> [Problem statement]:
Among the entries, which lines carry the string "title"? Copy each of them.

> [Information supplied]:

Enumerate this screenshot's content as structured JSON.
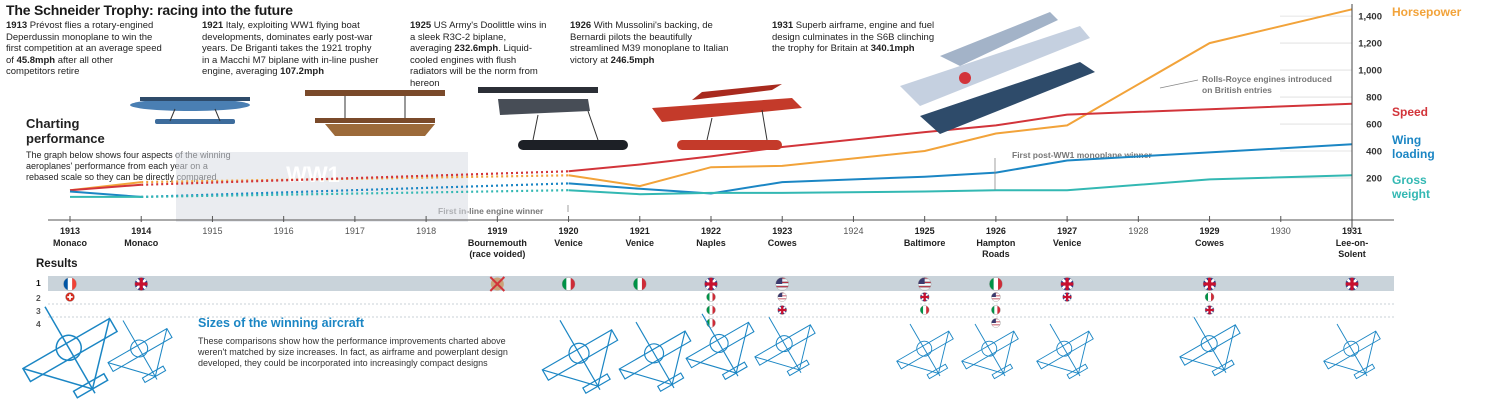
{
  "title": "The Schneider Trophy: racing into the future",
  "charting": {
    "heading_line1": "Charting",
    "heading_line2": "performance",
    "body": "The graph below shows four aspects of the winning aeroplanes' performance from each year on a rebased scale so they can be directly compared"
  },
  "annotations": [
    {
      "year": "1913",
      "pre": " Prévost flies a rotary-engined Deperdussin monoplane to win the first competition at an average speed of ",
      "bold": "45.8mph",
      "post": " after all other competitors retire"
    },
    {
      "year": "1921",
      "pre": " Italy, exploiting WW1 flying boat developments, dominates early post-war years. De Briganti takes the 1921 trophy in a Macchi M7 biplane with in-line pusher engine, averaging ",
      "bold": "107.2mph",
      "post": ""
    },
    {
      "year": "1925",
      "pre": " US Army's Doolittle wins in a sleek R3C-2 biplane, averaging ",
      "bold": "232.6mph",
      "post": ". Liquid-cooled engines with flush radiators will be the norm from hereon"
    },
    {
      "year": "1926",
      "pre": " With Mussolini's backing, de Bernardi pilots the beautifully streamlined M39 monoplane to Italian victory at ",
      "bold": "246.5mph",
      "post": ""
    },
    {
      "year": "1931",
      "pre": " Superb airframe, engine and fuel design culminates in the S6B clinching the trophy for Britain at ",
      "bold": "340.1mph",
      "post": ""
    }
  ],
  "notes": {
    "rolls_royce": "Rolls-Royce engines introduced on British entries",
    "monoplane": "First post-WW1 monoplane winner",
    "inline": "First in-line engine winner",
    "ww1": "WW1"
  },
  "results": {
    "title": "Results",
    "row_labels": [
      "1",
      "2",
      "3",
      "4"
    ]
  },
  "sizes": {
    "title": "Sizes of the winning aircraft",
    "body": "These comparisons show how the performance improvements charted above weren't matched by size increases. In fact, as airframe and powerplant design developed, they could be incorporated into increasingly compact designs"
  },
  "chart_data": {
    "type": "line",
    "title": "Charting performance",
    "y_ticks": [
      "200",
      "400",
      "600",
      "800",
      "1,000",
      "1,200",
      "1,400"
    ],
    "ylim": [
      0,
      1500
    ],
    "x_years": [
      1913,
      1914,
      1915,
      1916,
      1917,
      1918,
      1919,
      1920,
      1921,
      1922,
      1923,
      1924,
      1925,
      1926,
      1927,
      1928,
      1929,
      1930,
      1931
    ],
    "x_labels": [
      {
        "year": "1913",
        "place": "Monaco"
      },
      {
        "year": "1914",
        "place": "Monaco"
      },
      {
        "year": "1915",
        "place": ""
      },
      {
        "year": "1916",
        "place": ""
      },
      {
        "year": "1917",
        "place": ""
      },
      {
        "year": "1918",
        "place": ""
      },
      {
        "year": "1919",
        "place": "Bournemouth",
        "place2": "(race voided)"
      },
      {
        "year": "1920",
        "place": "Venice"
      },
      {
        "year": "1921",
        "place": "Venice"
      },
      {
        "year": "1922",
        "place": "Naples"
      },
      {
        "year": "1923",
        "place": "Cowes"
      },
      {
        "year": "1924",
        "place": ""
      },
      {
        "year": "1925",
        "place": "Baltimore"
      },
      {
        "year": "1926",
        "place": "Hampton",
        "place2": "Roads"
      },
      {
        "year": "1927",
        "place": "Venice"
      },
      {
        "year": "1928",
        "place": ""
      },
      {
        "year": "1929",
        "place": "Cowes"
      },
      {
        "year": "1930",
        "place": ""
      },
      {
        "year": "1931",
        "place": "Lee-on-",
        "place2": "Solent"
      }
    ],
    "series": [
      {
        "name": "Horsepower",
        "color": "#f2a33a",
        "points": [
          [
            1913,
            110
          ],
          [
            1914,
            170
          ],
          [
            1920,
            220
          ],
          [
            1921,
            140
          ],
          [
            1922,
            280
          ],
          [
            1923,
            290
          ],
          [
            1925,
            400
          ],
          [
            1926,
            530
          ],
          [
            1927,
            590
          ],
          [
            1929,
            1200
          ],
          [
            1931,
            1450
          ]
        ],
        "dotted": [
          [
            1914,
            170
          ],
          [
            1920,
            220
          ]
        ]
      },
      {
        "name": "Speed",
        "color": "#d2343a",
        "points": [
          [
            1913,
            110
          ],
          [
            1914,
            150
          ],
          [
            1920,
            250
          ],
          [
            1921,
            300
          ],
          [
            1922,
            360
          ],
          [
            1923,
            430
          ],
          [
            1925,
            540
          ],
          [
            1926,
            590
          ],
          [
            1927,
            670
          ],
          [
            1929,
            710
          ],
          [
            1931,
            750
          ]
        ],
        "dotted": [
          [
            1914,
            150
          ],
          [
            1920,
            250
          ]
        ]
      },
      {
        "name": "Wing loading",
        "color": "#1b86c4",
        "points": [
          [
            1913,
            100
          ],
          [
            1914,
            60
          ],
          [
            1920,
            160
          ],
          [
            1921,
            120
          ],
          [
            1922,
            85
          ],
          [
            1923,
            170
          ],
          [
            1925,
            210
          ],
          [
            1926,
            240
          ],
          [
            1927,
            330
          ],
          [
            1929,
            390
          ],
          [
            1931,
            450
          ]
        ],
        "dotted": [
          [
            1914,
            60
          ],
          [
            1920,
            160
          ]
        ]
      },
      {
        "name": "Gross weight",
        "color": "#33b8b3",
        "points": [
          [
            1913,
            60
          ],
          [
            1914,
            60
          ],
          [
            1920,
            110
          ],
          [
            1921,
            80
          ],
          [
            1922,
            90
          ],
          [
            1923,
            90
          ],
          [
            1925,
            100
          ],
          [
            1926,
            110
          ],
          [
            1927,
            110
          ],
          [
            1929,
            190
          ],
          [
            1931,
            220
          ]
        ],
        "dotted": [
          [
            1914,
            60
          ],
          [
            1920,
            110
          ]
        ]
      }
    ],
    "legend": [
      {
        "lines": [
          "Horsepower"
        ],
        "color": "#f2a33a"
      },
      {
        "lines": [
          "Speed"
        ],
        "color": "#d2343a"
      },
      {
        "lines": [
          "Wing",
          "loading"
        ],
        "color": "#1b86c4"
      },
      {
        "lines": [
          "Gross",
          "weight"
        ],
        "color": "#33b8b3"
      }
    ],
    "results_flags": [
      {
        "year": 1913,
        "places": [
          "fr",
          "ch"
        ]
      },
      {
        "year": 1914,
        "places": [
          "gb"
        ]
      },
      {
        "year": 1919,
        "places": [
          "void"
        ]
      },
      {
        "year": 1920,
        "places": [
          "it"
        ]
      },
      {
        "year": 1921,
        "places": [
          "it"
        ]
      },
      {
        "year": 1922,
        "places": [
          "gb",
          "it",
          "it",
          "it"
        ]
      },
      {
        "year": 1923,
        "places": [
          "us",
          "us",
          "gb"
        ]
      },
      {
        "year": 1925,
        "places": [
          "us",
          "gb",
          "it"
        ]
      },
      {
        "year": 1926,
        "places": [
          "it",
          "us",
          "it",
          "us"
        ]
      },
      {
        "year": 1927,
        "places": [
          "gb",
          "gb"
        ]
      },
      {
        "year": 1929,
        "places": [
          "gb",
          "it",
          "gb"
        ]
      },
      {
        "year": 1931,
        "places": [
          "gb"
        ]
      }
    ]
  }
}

> [Exercise response]:
  "title": "The Schneider Trophy: racing into the future",
    "title": "Results",
    "title": "Sizes of the winning aircraft",
    "title": "Charting performance",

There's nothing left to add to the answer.